■ **YOUR GOAL**:
Search the data below for "JSON"; list each line that holds it.

■ **INPUT DATA**:

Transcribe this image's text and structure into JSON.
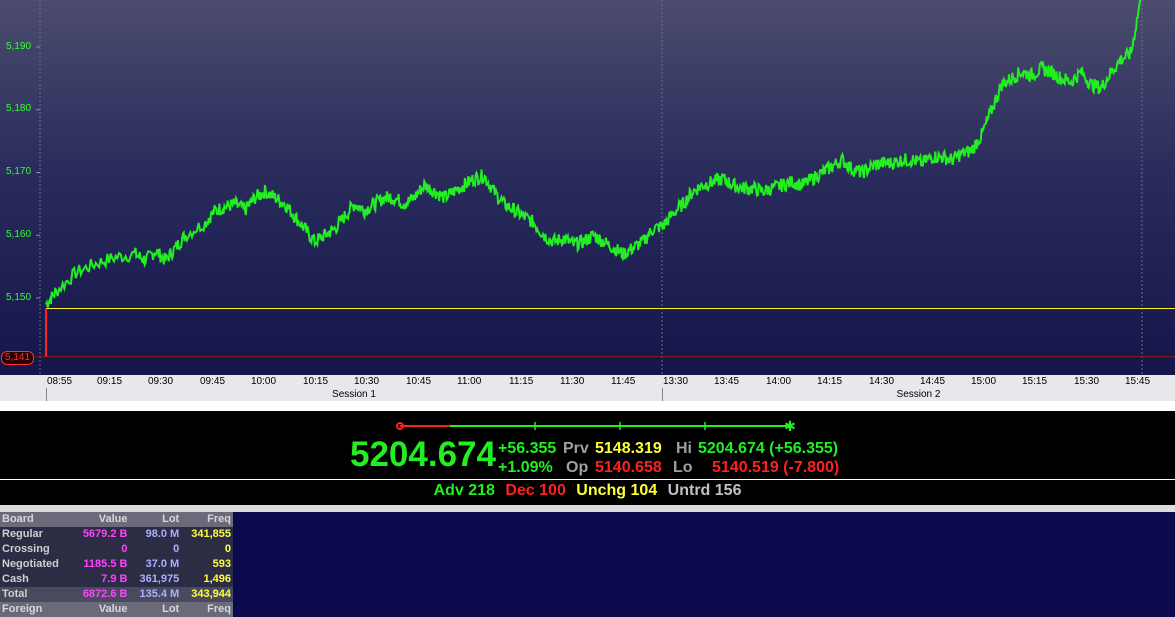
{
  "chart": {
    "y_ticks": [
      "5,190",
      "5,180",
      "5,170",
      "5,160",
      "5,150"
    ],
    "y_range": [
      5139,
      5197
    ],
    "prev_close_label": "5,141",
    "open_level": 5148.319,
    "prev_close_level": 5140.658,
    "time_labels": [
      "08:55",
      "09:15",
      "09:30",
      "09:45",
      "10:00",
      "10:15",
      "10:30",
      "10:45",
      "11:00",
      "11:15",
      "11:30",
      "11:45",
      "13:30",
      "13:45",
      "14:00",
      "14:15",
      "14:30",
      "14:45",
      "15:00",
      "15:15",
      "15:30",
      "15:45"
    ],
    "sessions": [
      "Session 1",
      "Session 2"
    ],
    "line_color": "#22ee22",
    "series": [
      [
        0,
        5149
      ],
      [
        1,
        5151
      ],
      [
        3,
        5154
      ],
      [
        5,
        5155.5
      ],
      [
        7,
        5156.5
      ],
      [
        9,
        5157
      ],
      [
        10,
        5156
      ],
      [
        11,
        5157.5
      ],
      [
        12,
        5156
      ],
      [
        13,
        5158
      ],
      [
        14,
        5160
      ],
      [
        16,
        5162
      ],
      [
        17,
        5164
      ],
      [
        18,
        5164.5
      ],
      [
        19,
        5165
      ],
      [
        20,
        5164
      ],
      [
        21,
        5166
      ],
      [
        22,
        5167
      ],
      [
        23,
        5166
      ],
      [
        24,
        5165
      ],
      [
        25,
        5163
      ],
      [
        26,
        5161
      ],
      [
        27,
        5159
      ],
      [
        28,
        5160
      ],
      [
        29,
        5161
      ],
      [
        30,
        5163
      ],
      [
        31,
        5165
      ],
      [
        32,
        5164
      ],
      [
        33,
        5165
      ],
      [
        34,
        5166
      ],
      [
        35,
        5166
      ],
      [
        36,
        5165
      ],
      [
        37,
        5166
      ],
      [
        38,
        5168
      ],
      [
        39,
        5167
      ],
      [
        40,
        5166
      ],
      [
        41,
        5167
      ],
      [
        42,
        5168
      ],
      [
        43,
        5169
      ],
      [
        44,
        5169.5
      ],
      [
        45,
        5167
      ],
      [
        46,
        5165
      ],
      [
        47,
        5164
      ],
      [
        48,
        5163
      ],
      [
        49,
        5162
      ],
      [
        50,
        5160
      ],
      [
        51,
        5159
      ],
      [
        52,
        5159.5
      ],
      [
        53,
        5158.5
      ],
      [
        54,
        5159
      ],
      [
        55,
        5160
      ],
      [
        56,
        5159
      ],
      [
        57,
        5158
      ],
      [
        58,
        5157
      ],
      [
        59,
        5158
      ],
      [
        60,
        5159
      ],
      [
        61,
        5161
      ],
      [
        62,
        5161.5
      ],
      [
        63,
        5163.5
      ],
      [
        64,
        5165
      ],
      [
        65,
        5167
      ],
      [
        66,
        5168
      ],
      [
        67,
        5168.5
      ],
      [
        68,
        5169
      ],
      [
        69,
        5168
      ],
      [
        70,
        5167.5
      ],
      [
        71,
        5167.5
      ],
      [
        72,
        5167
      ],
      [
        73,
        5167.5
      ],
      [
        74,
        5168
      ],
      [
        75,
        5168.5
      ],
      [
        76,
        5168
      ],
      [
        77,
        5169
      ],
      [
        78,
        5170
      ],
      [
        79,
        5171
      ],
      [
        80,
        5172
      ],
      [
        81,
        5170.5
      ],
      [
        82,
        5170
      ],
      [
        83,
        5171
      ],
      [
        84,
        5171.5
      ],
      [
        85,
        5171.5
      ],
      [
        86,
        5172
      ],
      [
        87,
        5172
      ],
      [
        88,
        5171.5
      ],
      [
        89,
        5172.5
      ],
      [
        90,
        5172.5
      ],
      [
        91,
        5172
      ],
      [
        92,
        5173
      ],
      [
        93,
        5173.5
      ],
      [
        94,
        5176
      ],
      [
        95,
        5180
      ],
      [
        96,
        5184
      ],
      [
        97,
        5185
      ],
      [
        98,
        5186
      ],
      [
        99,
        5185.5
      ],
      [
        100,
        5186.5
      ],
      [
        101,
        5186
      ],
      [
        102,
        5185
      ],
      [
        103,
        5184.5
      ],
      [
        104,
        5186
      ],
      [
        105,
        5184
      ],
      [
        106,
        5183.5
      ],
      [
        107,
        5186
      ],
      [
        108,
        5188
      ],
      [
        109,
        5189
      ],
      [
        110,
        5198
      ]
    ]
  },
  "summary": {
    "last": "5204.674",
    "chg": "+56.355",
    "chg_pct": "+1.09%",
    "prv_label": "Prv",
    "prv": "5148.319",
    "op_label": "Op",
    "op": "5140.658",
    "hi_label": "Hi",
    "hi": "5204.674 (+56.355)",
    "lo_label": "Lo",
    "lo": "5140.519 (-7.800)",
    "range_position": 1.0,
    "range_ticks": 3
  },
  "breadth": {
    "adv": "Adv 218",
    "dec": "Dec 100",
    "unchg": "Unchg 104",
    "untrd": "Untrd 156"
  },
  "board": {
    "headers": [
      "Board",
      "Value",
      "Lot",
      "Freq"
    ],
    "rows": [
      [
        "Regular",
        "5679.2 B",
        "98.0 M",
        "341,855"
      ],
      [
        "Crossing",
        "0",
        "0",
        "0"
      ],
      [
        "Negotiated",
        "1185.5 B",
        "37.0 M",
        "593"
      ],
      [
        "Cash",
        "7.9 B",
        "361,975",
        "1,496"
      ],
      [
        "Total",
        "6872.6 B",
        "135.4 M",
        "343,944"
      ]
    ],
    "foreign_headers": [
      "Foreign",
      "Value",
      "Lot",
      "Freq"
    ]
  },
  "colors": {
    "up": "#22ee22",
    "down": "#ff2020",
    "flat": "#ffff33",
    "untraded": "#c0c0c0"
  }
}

--

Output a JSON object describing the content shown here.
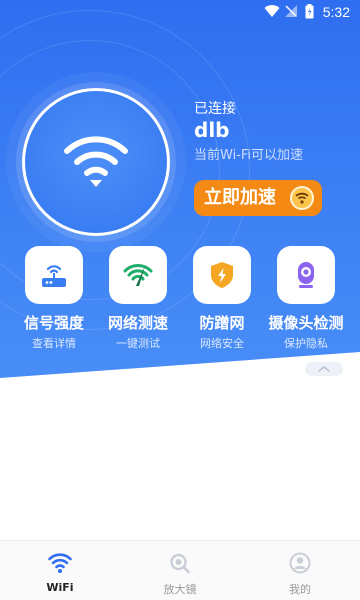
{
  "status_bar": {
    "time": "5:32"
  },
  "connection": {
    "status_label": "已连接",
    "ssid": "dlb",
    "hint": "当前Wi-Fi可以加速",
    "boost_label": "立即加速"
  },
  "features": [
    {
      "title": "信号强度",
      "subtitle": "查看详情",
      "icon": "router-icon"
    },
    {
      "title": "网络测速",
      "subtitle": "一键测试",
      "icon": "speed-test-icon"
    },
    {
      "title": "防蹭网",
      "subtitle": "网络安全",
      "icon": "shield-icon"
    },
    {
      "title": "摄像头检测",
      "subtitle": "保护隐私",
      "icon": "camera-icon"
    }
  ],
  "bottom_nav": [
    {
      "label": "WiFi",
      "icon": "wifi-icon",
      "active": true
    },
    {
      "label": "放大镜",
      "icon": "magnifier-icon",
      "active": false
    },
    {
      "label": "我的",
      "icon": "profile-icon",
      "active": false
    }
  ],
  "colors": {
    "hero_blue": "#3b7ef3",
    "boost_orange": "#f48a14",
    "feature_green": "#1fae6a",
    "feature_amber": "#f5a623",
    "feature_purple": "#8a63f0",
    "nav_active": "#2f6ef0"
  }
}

■ **SOLUTION TO THIS EXERCISE**:
Transcribe this image's text and structure into JSON.
Output a JSON object describing the content shown here.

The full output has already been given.